Material supplied »
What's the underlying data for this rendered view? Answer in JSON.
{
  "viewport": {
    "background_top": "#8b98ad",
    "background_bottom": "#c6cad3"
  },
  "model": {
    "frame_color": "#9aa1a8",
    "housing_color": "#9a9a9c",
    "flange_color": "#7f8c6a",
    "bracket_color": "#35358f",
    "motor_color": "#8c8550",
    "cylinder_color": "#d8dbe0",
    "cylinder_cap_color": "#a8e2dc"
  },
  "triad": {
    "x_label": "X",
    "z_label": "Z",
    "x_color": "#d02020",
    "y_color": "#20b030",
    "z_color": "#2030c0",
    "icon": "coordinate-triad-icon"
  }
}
* * *
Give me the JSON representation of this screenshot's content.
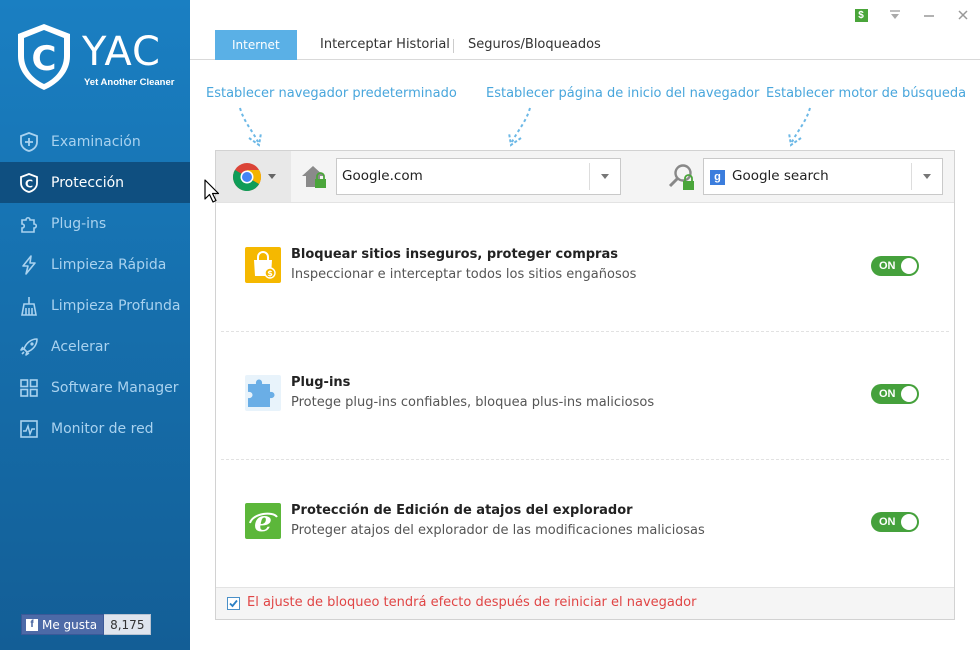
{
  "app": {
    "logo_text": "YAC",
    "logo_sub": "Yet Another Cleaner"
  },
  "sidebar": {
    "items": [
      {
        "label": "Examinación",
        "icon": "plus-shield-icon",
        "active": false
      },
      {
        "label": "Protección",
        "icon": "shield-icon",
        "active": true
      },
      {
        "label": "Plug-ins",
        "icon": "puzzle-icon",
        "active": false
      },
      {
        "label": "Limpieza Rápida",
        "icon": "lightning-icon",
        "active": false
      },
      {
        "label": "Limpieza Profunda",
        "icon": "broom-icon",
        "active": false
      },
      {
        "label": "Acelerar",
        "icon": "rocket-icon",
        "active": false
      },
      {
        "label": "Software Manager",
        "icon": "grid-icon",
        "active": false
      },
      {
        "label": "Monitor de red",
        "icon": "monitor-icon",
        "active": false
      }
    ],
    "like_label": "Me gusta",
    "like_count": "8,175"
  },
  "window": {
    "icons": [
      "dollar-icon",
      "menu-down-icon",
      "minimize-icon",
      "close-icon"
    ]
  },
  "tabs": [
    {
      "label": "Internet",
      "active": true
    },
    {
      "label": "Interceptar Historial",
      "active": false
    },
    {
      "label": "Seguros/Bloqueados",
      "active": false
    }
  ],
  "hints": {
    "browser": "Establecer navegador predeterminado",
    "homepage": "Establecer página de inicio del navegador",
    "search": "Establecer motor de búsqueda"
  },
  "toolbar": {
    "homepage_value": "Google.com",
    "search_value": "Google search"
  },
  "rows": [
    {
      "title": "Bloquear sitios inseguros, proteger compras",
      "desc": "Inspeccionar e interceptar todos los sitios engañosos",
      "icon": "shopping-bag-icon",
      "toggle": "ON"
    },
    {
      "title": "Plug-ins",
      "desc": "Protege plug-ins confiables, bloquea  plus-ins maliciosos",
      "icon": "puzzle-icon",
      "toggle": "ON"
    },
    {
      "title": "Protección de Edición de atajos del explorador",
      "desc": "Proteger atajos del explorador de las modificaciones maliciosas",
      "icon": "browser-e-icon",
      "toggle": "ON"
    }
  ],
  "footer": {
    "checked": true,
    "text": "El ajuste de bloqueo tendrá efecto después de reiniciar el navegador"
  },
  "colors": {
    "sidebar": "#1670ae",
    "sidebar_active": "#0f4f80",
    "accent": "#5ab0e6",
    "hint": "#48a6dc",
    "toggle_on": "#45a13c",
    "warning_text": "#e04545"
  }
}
--
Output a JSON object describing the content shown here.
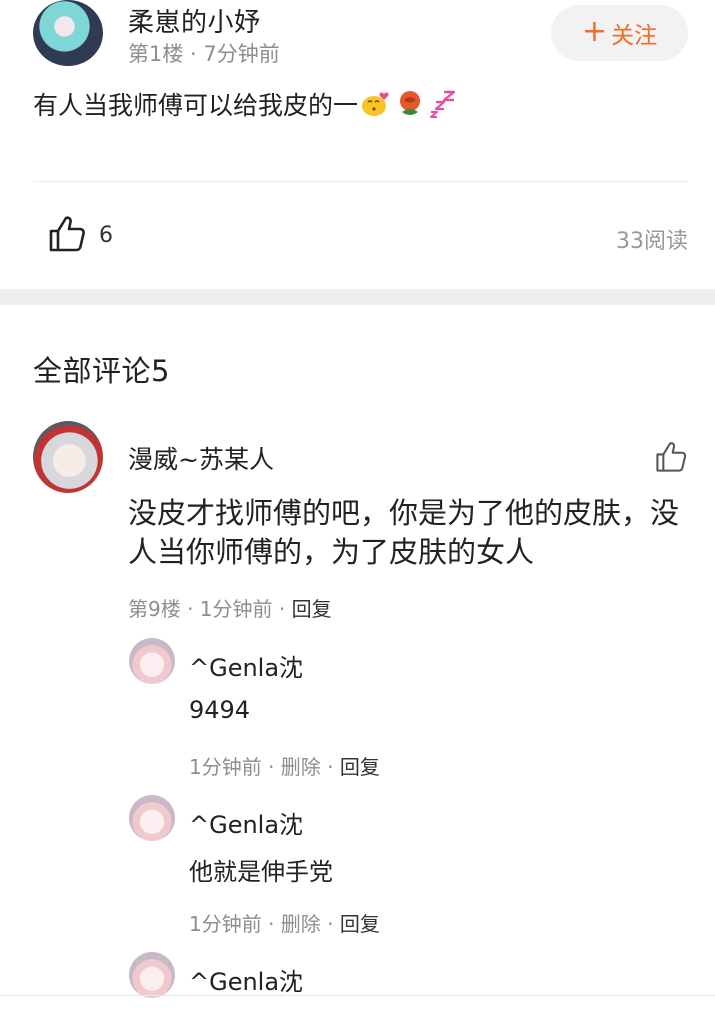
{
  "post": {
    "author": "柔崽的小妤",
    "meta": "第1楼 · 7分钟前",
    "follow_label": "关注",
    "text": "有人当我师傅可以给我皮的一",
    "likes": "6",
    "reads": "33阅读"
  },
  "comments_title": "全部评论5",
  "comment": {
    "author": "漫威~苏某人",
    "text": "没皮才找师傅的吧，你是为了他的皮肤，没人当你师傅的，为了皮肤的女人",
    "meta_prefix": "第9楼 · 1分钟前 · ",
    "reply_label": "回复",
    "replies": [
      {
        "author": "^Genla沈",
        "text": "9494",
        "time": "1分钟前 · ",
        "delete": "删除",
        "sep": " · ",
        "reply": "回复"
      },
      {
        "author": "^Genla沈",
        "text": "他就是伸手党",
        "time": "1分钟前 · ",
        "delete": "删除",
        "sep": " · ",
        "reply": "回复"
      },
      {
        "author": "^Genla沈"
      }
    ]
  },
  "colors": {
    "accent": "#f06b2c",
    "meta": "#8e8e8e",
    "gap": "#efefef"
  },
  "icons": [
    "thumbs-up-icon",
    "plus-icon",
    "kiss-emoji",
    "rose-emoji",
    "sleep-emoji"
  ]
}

Exercise goal »
Return all lines with the word "navegador" in them.

Right answer »
    "browser": "Establecer navegador predeterminado",
    "homepage": "Establecer página de inicio del navegador",
    "text": "El ajuste de bloqueo tendrá efecto después de reiniciar el navegador"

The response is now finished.